Every line below that contains "empresa" is to be copied.

*The records:*
__________

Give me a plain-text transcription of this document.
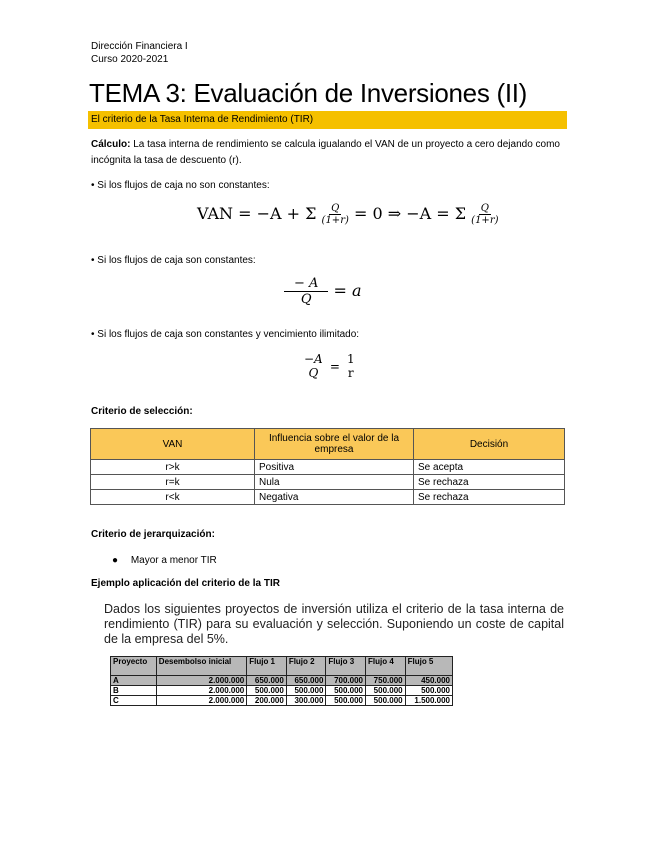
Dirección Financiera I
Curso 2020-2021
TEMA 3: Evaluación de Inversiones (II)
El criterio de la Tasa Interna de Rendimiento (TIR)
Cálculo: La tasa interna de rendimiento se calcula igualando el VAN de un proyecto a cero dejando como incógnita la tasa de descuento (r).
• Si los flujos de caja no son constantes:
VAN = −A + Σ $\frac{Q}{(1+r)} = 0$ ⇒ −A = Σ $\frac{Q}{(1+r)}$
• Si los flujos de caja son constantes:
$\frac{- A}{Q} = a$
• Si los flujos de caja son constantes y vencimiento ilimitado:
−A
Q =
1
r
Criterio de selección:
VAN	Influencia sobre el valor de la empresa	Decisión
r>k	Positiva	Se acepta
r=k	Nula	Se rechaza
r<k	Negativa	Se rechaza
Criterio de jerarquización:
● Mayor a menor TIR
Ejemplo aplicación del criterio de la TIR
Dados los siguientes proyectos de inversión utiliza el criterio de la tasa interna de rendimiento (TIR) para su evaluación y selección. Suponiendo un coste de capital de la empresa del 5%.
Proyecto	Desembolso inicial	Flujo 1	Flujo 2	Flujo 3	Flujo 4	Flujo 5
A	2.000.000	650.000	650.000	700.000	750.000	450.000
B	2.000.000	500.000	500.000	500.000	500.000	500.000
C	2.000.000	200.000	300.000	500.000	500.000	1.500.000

__________

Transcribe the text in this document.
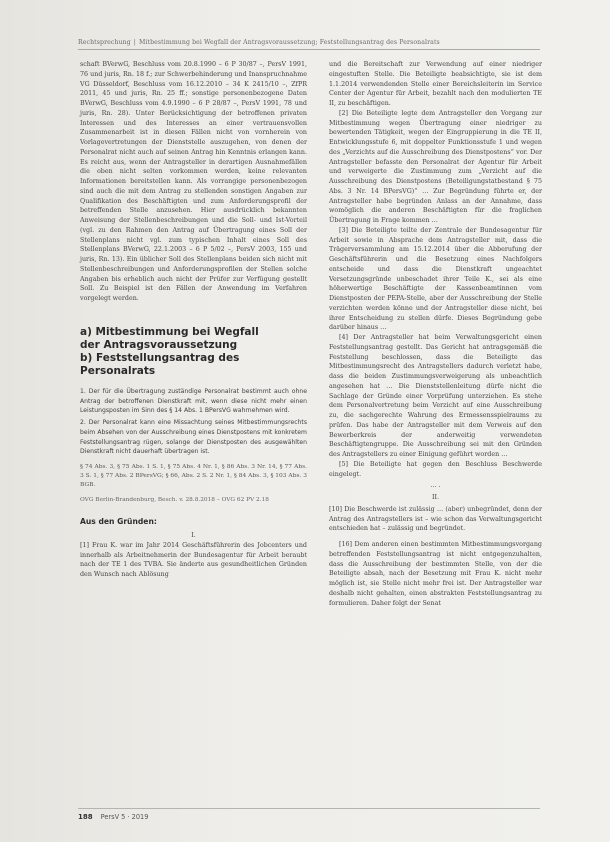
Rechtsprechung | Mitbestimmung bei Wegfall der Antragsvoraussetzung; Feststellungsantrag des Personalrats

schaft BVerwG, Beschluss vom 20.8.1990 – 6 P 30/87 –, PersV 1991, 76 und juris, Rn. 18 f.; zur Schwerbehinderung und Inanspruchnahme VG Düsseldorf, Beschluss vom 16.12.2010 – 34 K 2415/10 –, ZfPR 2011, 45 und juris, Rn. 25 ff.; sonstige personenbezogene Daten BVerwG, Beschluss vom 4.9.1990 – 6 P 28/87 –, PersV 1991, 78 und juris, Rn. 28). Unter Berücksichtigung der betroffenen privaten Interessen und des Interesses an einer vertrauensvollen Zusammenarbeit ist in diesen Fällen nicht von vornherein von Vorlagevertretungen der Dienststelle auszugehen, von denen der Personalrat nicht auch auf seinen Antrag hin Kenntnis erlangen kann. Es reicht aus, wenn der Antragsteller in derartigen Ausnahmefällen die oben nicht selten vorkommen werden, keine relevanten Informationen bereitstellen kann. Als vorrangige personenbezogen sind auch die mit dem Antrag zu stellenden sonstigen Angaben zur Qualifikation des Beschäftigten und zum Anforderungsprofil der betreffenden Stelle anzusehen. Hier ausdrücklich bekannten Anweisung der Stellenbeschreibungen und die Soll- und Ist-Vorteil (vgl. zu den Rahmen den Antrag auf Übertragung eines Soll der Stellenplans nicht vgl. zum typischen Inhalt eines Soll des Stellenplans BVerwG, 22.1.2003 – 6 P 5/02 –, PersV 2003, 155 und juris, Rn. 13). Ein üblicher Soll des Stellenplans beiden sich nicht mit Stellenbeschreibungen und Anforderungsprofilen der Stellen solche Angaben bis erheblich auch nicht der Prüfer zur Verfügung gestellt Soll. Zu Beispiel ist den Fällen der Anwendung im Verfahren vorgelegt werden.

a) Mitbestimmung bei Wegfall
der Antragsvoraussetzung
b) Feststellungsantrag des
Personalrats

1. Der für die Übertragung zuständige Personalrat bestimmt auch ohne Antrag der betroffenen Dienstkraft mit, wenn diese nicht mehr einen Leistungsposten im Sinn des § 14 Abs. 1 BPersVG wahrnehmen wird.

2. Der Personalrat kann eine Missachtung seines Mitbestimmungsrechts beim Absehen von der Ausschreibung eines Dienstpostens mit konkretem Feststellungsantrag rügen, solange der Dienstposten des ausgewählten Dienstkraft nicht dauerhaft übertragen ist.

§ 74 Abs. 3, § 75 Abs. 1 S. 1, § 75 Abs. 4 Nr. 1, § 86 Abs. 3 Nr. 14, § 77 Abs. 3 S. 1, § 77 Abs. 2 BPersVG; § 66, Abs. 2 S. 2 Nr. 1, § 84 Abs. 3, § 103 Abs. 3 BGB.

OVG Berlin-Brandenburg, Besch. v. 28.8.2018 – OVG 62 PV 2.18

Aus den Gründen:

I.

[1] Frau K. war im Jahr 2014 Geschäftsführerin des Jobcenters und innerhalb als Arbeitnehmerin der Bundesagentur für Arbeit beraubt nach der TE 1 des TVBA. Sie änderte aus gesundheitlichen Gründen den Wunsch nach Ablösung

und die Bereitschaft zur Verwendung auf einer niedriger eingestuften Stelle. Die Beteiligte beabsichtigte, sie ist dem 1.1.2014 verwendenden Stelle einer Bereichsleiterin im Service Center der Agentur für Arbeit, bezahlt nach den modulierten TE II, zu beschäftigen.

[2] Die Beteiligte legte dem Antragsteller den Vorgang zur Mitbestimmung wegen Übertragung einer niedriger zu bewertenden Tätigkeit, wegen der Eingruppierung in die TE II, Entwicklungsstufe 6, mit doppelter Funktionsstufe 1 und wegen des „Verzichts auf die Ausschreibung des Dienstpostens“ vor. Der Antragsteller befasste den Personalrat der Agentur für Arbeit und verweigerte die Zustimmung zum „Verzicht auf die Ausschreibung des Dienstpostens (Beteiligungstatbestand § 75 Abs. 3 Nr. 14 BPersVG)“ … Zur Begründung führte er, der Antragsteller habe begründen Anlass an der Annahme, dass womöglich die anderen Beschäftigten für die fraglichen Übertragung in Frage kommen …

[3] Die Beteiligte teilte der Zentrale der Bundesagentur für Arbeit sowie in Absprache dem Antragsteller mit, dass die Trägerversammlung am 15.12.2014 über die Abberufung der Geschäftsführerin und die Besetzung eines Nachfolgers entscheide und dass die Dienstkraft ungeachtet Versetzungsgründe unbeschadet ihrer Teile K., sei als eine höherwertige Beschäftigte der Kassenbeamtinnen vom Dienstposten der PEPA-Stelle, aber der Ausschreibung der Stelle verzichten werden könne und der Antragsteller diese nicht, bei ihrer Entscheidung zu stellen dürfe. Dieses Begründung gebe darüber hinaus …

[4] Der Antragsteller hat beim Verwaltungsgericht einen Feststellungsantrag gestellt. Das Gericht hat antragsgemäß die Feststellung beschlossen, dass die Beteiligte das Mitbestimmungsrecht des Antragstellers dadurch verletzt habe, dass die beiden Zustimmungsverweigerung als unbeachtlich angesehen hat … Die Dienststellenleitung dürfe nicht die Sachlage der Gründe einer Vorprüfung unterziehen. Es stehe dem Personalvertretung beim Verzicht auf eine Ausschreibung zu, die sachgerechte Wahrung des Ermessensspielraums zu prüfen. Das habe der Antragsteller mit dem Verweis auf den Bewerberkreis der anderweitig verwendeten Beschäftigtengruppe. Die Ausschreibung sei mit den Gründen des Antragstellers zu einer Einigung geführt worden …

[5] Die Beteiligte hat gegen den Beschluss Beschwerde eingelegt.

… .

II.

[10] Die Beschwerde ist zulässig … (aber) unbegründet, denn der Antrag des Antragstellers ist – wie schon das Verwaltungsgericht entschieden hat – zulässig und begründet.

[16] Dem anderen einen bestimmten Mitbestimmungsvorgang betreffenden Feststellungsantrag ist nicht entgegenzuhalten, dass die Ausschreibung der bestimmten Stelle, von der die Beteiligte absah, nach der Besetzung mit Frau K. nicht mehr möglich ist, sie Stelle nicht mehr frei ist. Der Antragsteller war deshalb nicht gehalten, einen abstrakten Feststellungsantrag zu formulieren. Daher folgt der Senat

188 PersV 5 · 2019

__________

*Task result:*
VAN	Influencia sobre el valor de la empresa	Decisión
Dados los siguientes proyectos de inversión utiliza el criterio de la tasa interna de rendimiento (TIR) para su evaluación y selección. Suponiendo un coste de capital de la empresa del 5%.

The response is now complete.